[Dataset items]
——

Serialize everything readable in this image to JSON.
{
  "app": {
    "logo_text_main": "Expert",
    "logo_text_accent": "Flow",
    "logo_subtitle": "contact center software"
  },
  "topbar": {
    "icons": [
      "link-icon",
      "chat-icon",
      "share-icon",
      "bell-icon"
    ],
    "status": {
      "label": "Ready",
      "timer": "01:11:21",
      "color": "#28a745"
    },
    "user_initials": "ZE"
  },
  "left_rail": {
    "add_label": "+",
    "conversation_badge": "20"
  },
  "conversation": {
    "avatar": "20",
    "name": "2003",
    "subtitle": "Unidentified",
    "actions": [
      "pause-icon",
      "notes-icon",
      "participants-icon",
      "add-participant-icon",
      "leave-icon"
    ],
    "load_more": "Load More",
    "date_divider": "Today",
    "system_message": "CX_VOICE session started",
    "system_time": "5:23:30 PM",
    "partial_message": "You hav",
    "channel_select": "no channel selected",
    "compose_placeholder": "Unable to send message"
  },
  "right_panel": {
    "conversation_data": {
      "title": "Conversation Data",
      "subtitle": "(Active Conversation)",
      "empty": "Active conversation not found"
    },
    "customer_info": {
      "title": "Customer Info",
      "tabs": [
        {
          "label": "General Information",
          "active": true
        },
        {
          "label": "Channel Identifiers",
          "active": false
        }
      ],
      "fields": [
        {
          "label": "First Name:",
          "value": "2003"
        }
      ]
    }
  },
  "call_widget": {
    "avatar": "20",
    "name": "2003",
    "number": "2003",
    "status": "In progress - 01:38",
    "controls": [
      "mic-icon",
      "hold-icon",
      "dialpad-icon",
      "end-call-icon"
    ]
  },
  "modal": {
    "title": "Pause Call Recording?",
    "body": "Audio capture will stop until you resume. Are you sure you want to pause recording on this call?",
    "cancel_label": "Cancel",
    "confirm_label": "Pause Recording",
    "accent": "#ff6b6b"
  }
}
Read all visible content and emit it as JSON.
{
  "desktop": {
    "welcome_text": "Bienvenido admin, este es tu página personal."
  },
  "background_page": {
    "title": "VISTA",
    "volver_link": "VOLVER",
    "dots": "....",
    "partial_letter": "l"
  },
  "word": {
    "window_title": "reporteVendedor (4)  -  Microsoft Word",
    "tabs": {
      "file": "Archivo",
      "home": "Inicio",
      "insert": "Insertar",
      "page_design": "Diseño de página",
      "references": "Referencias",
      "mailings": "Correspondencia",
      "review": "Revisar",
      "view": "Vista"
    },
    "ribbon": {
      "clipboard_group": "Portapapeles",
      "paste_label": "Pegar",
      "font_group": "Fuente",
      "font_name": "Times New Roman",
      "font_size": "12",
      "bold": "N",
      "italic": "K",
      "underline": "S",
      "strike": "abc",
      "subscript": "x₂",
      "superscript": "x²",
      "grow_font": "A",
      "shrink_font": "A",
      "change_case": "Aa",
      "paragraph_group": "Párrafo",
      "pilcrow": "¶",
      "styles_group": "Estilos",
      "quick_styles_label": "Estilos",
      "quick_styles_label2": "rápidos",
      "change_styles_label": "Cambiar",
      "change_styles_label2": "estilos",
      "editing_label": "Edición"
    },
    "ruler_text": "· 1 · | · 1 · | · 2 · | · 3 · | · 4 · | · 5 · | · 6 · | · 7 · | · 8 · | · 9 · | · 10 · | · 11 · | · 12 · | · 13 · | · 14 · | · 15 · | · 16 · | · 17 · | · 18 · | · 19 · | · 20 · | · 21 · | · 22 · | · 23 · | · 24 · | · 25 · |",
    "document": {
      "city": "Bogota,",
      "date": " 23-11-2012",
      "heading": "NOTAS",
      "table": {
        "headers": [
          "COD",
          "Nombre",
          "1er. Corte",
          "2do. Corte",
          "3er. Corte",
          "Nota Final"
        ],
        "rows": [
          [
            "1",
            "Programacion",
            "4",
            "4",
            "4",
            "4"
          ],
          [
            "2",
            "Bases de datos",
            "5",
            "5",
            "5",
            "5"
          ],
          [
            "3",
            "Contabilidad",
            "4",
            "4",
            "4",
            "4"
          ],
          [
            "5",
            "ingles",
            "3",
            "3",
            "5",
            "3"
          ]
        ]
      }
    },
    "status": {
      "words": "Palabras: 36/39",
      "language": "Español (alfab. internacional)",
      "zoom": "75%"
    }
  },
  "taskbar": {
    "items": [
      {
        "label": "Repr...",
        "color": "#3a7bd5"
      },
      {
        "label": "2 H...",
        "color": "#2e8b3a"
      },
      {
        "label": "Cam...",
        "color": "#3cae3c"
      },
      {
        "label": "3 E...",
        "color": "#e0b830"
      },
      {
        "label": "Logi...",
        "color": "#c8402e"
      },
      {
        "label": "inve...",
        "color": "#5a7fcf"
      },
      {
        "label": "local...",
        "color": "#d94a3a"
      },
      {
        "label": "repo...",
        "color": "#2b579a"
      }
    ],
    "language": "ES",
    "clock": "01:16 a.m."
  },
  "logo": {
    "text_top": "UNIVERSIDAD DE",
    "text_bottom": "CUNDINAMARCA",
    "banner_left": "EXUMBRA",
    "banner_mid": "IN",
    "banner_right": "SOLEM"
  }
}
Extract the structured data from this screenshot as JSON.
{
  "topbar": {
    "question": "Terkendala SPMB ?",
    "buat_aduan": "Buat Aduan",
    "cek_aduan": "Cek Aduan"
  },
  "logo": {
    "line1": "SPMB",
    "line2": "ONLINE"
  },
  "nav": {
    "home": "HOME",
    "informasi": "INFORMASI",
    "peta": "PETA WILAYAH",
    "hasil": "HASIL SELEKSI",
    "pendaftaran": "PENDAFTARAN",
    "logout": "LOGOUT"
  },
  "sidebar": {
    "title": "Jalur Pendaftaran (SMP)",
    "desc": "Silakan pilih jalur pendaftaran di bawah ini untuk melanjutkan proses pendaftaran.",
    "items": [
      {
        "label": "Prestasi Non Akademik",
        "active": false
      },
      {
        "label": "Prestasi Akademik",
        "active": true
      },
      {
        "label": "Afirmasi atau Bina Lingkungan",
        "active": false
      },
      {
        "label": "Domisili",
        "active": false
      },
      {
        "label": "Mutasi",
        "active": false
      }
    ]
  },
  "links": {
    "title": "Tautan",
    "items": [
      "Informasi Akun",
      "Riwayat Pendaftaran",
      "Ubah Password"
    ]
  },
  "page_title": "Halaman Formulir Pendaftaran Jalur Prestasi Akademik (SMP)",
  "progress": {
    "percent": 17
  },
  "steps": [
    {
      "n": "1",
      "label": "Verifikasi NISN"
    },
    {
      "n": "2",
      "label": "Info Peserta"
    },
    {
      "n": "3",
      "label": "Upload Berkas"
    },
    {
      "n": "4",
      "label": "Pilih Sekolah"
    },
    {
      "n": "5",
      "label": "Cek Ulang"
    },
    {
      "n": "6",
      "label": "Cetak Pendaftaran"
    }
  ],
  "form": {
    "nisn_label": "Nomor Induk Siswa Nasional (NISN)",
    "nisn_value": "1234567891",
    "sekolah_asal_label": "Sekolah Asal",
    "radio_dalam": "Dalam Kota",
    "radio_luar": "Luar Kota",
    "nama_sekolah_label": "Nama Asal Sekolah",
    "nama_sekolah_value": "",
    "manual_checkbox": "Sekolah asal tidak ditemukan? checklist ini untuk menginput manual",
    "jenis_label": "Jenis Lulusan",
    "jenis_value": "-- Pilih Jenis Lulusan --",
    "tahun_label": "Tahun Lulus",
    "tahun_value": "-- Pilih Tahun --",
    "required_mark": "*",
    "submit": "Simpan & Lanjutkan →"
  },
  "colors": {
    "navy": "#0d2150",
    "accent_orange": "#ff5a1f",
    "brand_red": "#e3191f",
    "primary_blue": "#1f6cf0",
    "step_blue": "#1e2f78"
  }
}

——

• [Objective]
Return each line of the data exactly as written above.

• [In response]
Serialize everything readable in this image to JSON.
{
  "app": {
    "logo_text_main": "Expert",
    "logo_text_accent": "Flow",
    "logo_subtitle": "contact center software"
  },
  "topbar": {
    "icons": [
      "link-icon",
      "chat-icon",
      "share-icon",
      "bell-icon"
    ],
    "status": {
      "label": "Ready",
      "timer": "01:11:21",
      "color": "#28a745"
    },
    "user_initials": "ZE"
  },
  "left_rail": {
    "add_label": "+",
    "conversation_badge": "20"
  },
  "conversation": {
    "avatar": "20",
    "name": "2003",
    "subtitle": "Unidentified",
    "actions": [
      "pause-icon",
      "notes-icon",
      "participants-icon",
      "add-participant-icon",
      "leave-icon"
    ],
    "load_more": "Load More",
    "date_divider": "Today",
    "system_message": "CX_VOICE session started",
    "system_time": "5:23:30 PM",
    "partial_message": "You hav",
    "channel_select": "no channel selected",
    "compose_placeholder": "Unable to send message"
  },
  "right_panel": {
    "conversation_data": {
      "title": "Conversation Data",
      "subtitle": "(Active Conversation)",
      "empty": "Active conversation not found"
    },
    "customer_info": {
      "title": "Customer Info",
      "tabs": [
        {
          "label": "General Information",
          "active": true
        },
        {
          "label": "Channel Identifiers",
          "active": false
        }
      ],
      "fields": [
        {
          "label": "First Name:",
          "value": "2003"
        }
      ]
    }
  },
  "call_widget": {
    "avatar": "20",
    "name": "2003",
    "number": "2003",
    "status": "In progress - 01:38",
    "controls": [
      "mic-icon",
      "hold-icon",
      "dialpad-icon",
      "end-call-icon"
    ]
  },
  "modal": {
    "title": "Pause Call Recording?",
    "body": "Audio capture will stop until you resume. Are you sure you want to pause recording on this call?",
    "cancel_label": "Cancel",
    "confirm_label": "Pause Recording",
    "accent": "#ff6b6b"
  }
}
Read all visible content and emit it as JSON.
{
  "desktop": {
    "welcome_text": "Bienvenido admin, este es tu página personal."
  },
  "background_page": {
    "title": "VISTA",
    "volver_link": "VOLVER",
    "dots": "....",
    "partial_letter": "l"
  },
  "word": {
    "window_title": "reporteVendedor (4)  -  Microsoft Word",
    "tabs": {
      "file": "Archivo",
      "home": "Inicio",
      "insert": "Insertar",
      "page_design": "Diseño de página",
      "references": "Referencias",
      "mailings": "Correspondencia",
      "review": "Revisar",
      "view": "Vista"
    },
    "ribbon": {
      "clipboard_group": "Portapapeles",
      "paste_label": "Pegar",
      "font_group": "Fuente",
      "font_name": "Times New Roman",
      "font_size": "12",
      "bold": "N",
      "italic": "K",
      "underline": "S",
      "strike": "abc",
      "subscript": "x₂",
      "superscript": "x²",
      "grow_font": "A",
      "shrink_font": "A",
      "change_case": "Aa",
      "paragraph_group": "Párrafo",
      "pilcrow": "¶",
      "styles_group": "Estilos",
      "quick_styles_label": "Estilos",
      "quick_styles_label2": "rápidos",
      "change_styles_label": "Cambiar",
      "change_styles_label2": "estilos",
      "editing_label": "Edición"
    },
    "ruler_text": "· 1 · | · 1 · | · 2 · | · 3 · | · 4 · | · 5 · | · 6 · | · 7 · | · 8 · | · 9 · | · 10 · | · 11 · | · 12 · | · 13 · | · 14 · | · 15 · | · 16 · | · 17 · | · 18 · | · 19 · | · 20 · | · 21 · | · 22 · | · 23 · | · 24 · | · 25 · |",
    "document": {
      "city": "Bogota,",
      "date": " 23-11-2012",
      "heading": "NOTAS",
      "table": {
        "headers": [
          "COD",
          "Nombre",
          "1er. Corte",
          "2do. Corte",
          "3er. Corte",
          "Nota Final"
        ],
        "rows": [
          [
            "1",
            "Programacion",
            "4",
            "4",
            "4",
            "4"
          ],
          [
            "2",
            "Bases de datos",
            "5",
            "5",
            "5",
            "5"
          ],
          [
            "3",
            "Contabilidad",
            "4",
            "4",
            "4",
            "4"
          ],
          [
            "5",
            "ingles",
            "3",
            "3",
            "5",
            "3"
          ]
        ]
      }
    },
    "status": {
      "words": "Palabras: 36/39",
      "language": "Español (alfab. internacional)",
      "zoom": "75%"
    }
  },
  "taskbar": {
    "items": [
      {
        "label": "Repr...",
        "color": "#3a7bd5"
      },
      {
        "label": "2 H...",
        "color": "#2e8b3a"
      },
      {
        "label": "Cam...",
        "color": "#3cae3c"
      },
      {
        "label": "3 E...",
        "color": "#e0b830"
      },
      {
        "label": "Logi...",
        "color": "#c8402e"
      },
      {
        "label": "inve...",
        "color": "#5a7fcf"
      },
      {
        "label": "local...",
        "color": "#d94a3a"
      },
      {
        "label": "repo...",
        "color": "#2b579a"
      }
    ],
    "language": "ES",
    "clock": "01:16 a.m."
  },
  "logo": {
    "text_top": "UNIVERSIDAD DE",
    "text_bottom": "CUNDINAMARCA",
    "banner_left": "EXUMBRA",
    "banner_mid": "IN",
    "banner_right": "SOLEM"
  }
}
Extract the structured data from this screenshot as JSON.
{
  "topbar": {
    "question": "Terkendala SPMB ?",
    "buat_aduan": "Buat Aduan",
    "cek_aduan": "Cek Aduan"
  },
  "logo": {
    "line1": "SPMB",
    "line2": "ONLINE"
  },
  "nav": {
    "home": "HOME",
    "informasi": "INFORMASI",
    "peta": "PETA WILAYAH",
    "hasil": "HASIL SELEKSI",
    "pendaftaran": "PENDAFTARAN",
    "logout": "LOGOUT"
  },
  "sidebar": {
    "title": "Jalur Pendaftaran (SMP)",
    "desc": "Silakan pilih jalur pendaftaran di bawah ini untuk melanjutkan proses pendaftaran.",
    "items": [
      {
        "label": "Prestasi Non Akademik",
        "active": false
      },
      {
        "label": "Prestasi Akademik",
        "active": true
      },
      {
        "label": "Afirmasi atau Bina Lingkungan",
        "active": false
      },
      {
        "label": "Domisili",
        "active": false
      },
      {
        "label": "Mutasi",
        "active": false
      }
    ]
  },
  "links": {
    "title": "Tautan",
    "items": [
      "Informasi Akun",
      "Riwayat Pendaftaran",
      "Ubah Password"
    ]
  },
  "page_title": "Halaman Formulir Pendaftaran Jalur Prestasi Akademik (SMP)",
  "progress": {
    "percent": 17
  },
  "steps": [
    {
      "n": "1",
      "label": "Verifikasi NISN"
    },
    {
      "n": "2",
      "label": "Info Peserta"
    },
    {
      "n": "3",
      "label": "Upload Berkas"
    },
    {
      "n": "4",
      "label": "Pilih Sekolah"
    },
    {
      "n": "5",
      "label": "Cek Ulang"
    },
    {
      "n": "6",
      "label": "Cetak Pendaftaran"
    }
  ],
  "form": {
    "nisn_label": "Nomor Induk Siswa Nasional (NISN)",
    "nisn_value": "1234567891",
    "sekolah_asal_label": "Sekolah Asal",
    "radio_dalam": "Dalam Kota",
    "radio_luar": "Luar Kota",
    "nama_sekolah_label": "Nama Asal Sekolah",
    "nama_sekolah_value": "",
    "manual_checkbox": "Sekolah asal tidak ditemukan? checklist ini untuk menginput manual",
    "jenis_label": "Jenis Lulusan",
    "jenis_value": "-- Pilih Jenis Lulusan --",
    "tahun_label": "Tahun Lulus",
    "tahun_value": "-- Pilih Tahun --",
    "required_mark": "*",
    "submit": "Simpan & Lanjutkan →"
  },
  "colors": {
    "navy": "#0d2150",
    "accent_orange": "#ff5a1f",
    "brand_red": "#e3191f",
    "primary_blue": "#1f6cf0",
    "step_blue": "#1e2f78"
  }
}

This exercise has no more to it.